What to work on.
Identify each line holding the string "Domik" and copy it.

Figure record listings.
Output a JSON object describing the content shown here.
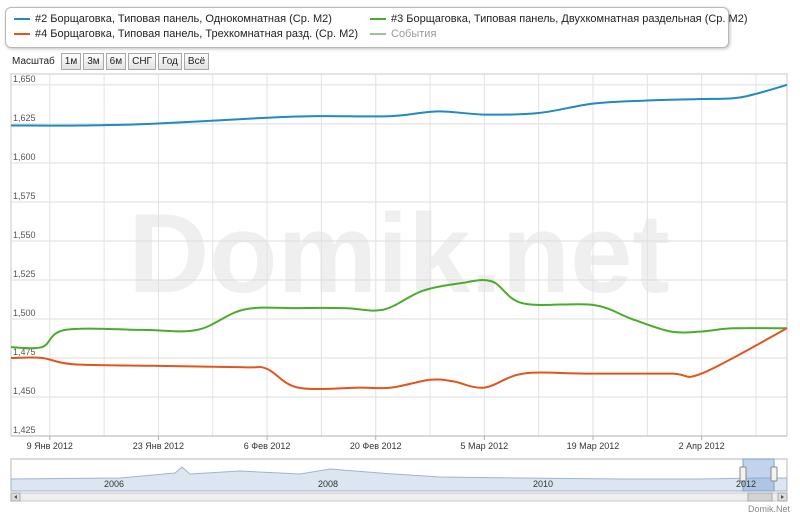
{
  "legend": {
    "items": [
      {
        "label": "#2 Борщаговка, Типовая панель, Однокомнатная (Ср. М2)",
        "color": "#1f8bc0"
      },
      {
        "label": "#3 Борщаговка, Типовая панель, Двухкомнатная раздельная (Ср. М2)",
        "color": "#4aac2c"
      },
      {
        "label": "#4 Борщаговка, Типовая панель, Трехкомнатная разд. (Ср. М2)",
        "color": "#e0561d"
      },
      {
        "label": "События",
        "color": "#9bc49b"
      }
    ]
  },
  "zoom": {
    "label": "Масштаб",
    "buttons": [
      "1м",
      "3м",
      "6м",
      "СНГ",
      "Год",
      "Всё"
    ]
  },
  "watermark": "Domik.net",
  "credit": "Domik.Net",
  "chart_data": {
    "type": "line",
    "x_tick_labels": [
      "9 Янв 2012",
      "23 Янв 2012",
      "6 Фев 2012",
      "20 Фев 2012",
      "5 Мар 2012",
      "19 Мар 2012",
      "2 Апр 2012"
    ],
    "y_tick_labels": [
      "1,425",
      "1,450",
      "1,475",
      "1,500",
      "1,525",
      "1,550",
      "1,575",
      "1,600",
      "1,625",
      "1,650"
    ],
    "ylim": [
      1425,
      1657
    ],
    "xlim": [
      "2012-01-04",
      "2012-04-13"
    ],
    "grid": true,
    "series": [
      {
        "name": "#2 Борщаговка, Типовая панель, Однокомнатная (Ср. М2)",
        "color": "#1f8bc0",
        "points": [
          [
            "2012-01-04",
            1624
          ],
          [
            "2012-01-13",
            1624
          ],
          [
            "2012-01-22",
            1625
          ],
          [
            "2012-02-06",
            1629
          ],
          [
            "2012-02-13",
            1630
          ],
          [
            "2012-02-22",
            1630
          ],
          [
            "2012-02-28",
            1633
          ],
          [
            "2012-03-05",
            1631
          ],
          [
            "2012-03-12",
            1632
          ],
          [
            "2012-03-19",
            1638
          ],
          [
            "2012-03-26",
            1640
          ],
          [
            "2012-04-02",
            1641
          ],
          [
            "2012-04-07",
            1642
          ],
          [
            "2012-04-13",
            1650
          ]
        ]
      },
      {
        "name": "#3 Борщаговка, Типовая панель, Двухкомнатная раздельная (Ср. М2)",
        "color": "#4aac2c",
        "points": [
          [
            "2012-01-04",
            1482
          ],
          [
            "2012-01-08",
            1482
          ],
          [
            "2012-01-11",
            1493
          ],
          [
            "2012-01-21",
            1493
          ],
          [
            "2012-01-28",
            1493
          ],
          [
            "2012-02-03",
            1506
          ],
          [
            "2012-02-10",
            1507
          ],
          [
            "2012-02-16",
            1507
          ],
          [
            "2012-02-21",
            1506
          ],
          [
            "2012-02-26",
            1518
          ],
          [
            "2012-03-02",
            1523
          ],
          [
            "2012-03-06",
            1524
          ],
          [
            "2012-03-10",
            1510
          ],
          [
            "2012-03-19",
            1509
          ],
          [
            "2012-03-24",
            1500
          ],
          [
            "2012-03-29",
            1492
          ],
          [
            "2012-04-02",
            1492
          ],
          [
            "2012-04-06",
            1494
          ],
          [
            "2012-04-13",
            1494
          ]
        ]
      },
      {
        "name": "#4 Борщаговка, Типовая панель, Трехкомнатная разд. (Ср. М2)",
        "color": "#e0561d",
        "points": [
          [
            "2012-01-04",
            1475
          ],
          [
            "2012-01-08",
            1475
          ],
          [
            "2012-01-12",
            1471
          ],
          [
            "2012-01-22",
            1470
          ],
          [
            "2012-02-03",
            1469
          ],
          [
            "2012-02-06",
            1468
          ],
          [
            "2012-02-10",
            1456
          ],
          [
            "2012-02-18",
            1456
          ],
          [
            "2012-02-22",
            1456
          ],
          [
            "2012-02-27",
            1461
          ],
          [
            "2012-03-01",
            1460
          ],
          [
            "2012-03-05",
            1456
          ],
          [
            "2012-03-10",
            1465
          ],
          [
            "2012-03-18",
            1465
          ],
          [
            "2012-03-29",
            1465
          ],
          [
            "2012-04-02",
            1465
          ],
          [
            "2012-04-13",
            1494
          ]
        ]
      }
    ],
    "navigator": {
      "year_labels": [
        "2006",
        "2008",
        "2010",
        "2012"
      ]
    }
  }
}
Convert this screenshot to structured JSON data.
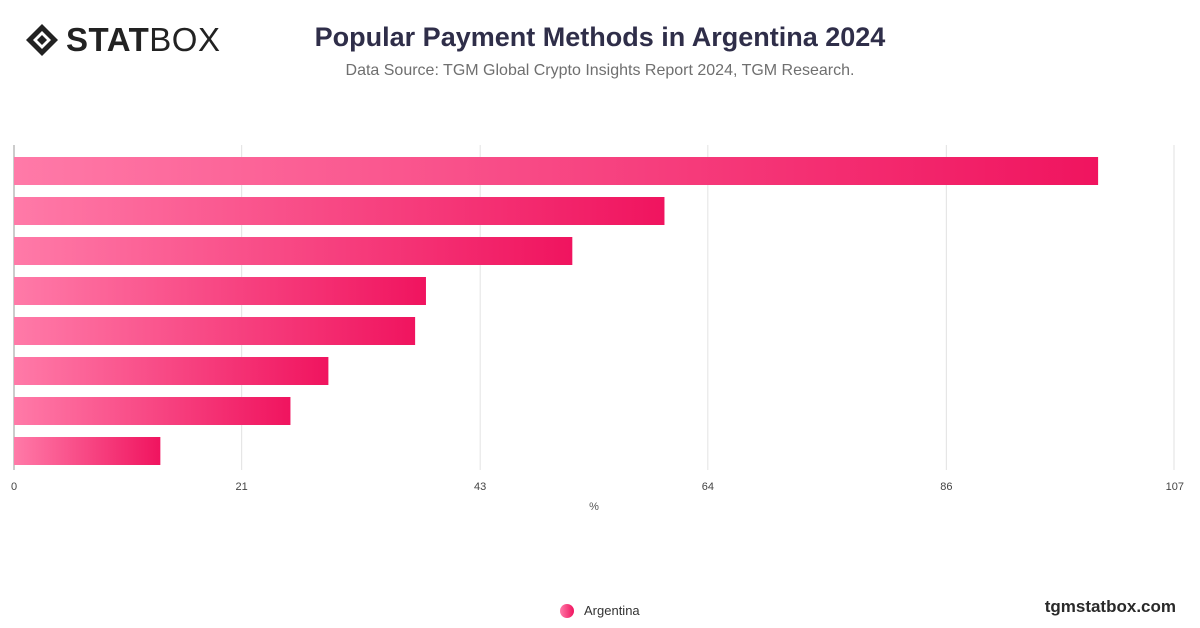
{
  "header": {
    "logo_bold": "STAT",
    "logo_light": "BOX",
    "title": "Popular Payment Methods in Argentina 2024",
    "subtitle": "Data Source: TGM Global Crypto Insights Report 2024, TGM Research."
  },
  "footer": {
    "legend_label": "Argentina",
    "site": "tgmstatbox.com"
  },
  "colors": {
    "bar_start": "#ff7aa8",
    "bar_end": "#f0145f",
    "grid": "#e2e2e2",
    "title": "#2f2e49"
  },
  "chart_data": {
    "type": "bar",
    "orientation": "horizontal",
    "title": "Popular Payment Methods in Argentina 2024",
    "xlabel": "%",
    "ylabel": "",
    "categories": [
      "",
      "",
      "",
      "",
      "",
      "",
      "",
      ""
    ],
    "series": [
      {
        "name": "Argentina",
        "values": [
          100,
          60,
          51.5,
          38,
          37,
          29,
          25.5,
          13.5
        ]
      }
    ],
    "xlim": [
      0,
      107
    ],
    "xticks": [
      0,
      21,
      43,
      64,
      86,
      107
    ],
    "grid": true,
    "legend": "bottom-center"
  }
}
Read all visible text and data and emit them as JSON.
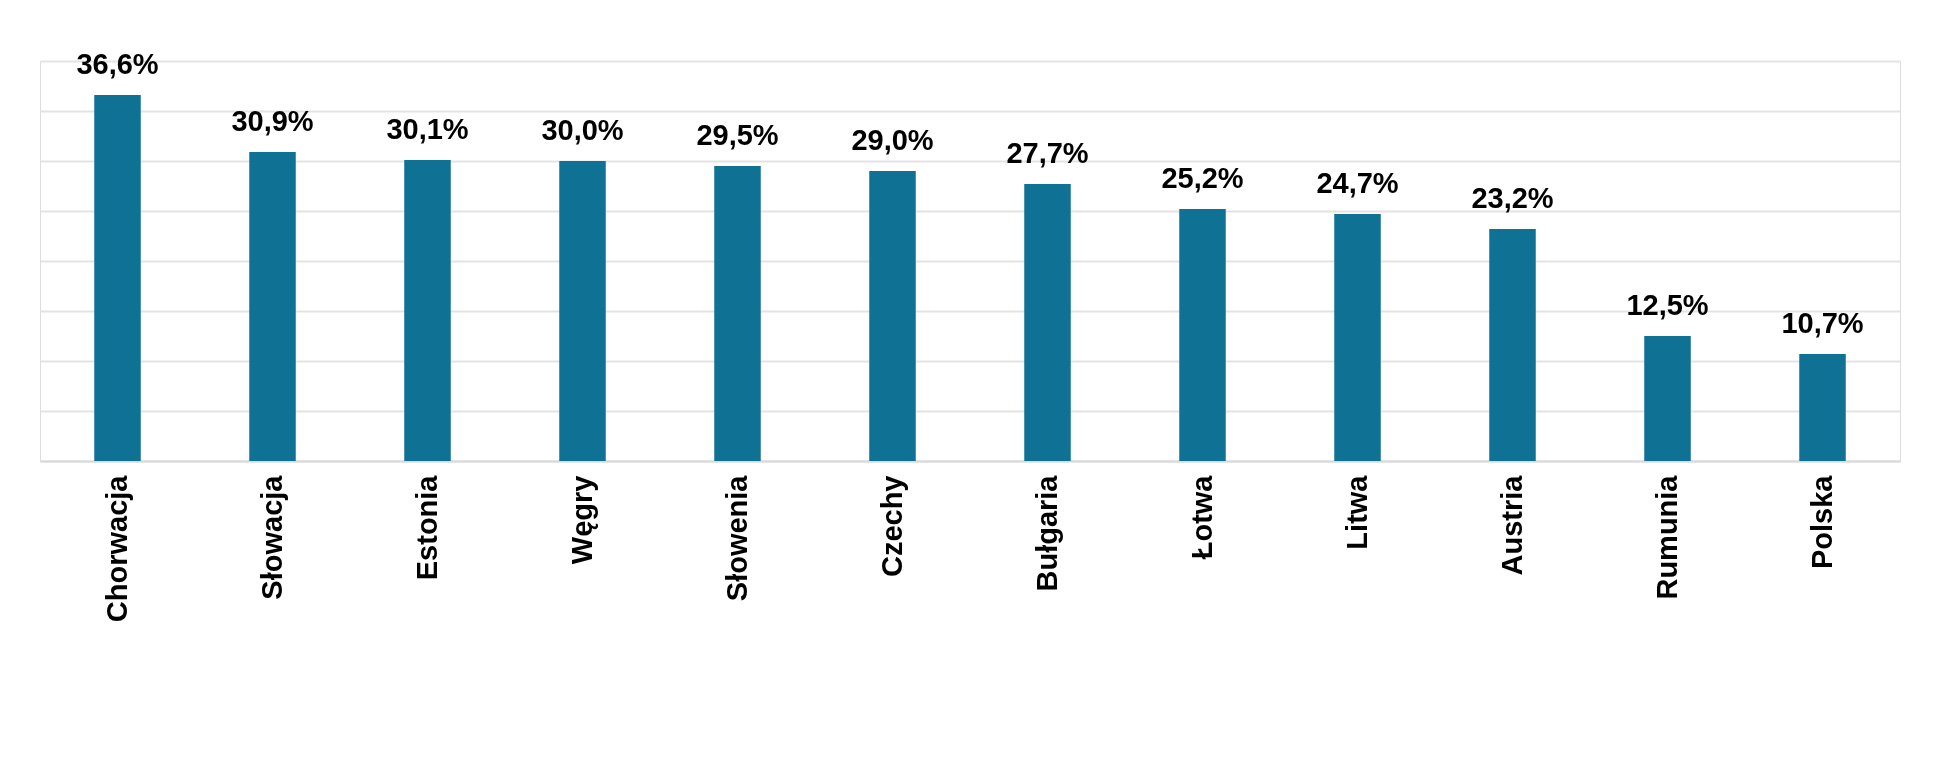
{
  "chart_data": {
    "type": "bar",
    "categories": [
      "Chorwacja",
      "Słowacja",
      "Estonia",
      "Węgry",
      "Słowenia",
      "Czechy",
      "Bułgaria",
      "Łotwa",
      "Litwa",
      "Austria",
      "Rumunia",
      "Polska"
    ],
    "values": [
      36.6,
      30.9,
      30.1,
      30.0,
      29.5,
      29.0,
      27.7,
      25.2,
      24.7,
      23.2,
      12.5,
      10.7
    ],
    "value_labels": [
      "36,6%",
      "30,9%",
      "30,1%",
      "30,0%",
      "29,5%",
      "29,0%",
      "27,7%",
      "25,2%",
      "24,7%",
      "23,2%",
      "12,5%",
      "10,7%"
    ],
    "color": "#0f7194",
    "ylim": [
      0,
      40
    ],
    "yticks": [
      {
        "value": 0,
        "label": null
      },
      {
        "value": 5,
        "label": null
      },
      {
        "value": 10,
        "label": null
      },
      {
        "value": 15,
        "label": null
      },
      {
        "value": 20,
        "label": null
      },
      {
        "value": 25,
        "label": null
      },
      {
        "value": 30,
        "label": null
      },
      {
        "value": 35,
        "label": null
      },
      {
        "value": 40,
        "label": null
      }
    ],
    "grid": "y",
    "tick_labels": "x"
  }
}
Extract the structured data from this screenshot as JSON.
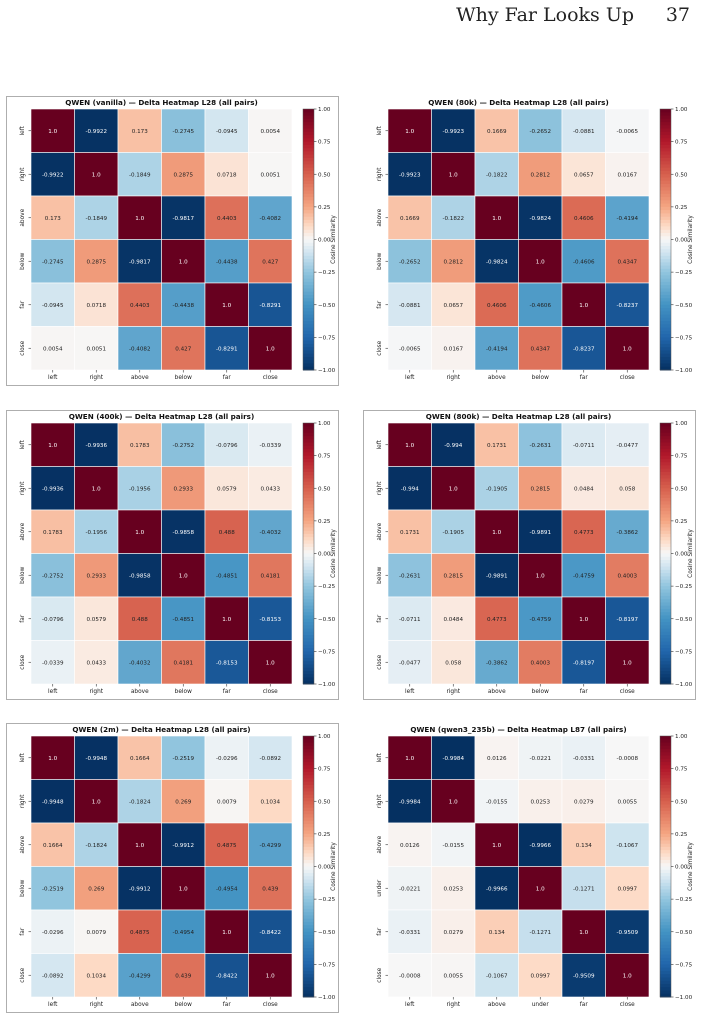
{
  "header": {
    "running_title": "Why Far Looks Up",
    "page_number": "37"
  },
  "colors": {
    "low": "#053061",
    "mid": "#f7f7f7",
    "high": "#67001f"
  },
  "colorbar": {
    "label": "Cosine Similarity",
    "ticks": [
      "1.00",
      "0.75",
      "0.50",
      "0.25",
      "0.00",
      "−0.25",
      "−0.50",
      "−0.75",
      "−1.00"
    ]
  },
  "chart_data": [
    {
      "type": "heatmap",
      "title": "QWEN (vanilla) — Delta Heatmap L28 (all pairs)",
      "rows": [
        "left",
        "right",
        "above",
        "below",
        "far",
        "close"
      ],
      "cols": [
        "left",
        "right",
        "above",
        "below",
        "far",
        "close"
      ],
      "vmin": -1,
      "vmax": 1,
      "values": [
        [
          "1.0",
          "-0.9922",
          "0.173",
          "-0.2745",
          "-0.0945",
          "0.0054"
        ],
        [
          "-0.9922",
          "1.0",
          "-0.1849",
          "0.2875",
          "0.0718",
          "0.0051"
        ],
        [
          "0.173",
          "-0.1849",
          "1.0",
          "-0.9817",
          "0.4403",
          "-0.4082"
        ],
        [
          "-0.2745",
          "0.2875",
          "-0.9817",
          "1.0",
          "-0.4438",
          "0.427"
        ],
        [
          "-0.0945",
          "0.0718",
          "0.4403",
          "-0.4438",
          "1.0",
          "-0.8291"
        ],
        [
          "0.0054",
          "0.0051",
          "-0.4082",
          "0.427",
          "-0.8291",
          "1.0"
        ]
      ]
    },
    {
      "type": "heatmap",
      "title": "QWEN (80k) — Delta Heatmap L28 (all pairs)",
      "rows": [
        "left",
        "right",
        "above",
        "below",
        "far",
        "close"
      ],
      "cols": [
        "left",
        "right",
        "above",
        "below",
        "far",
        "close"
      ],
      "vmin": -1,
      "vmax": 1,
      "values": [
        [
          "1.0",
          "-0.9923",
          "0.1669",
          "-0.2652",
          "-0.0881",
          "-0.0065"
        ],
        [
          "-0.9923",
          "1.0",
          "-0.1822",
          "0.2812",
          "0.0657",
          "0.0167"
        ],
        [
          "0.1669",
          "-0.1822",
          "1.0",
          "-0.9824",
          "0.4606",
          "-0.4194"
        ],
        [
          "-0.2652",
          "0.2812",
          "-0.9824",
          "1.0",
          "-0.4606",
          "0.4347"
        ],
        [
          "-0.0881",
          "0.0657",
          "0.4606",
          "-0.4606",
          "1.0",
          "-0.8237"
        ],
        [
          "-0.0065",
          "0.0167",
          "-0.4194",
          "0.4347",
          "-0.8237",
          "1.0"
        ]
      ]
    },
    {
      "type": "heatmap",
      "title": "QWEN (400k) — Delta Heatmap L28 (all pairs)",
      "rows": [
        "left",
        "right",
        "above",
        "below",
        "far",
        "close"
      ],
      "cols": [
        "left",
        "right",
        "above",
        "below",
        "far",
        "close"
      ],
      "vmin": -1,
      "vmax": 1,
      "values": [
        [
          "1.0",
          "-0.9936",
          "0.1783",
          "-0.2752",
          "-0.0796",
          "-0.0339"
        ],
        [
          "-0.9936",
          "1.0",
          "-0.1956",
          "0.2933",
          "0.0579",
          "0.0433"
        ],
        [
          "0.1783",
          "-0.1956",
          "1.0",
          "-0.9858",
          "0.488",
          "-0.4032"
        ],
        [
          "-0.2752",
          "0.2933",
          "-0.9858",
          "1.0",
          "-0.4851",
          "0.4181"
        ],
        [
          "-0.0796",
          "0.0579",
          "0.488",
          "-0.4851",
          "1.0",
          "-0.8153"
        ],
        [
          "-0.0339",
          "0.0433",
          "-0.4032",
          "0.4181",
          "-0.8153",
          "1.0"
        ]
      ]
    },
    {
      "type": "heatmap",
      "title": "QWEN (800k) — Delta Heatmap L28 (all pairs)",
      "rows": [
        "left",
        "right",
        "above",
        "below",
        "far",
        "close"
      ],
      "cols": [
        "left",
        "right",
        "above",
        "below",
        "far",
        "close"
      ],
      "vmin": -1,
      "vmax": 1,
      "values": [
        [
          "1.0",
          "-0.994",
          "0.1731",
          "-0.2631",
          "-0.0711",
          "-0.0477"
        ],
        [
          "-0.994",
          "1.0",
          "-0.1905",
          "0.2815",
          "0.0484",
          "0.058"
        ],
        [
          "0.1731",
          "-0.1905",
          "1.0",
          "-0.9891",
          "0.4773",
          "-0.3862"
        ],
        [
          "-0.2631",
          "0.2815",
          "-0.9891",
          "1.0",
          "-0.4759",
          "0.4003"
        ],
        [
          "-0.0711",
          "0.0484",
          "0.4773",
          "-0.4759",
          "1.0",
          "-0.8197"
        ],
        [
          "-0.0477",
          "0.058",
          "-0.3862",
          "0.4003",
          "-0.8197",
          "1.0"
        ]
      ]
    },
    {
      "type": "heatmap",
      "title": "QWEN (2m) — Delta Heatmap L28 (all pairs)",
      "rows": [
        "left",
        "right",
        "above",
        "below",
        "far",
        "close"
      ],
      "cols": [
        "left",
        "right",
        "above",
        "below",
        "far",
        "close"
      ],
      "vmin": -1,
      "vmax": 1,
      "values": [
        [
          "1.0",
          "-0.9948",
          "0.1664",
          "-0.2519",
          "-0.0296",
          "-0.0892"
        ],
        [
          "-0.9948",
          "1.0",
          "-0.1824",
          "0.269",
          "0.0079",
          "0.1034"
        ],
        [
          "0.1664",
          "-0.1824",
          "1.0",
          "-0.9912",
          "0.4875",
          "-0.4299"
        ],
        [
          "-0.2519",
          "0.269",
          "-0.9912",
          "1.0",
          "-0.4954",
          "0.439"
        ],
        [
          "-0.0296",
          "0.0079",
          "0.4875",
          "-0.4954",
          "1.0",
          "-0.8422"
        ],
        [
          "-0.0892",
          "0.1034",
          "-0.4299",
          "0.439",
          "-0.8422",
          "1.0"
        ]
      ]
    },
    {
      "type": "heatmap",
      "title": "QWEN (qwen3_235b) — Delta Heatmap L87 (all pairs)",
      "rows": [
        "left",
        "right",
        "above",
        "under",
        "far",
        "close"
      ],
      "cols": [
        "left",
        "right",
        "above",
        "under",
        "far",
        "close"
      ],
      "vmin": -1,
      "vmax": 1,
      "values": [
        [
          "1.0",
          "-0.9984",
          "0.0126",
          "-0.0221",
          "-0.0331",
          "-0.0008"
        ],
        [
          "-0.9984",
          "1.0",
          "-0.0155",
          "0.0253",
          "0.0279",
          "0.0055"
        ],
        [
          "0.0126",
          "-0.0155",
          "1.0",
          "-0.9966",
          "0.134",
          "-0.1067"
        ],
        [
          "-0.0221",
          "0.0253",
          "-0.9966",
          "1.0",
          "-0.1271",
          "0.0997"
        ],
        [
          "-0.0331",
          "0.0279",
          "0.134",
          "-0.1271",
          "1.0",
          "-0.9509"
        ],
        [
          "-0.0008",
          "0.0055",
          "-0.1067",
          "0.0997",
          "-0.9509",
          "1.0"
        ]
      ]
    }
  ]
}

Solution to this exercise.
  "watermark": "Domik.net",
  "credit": "Domik.Net",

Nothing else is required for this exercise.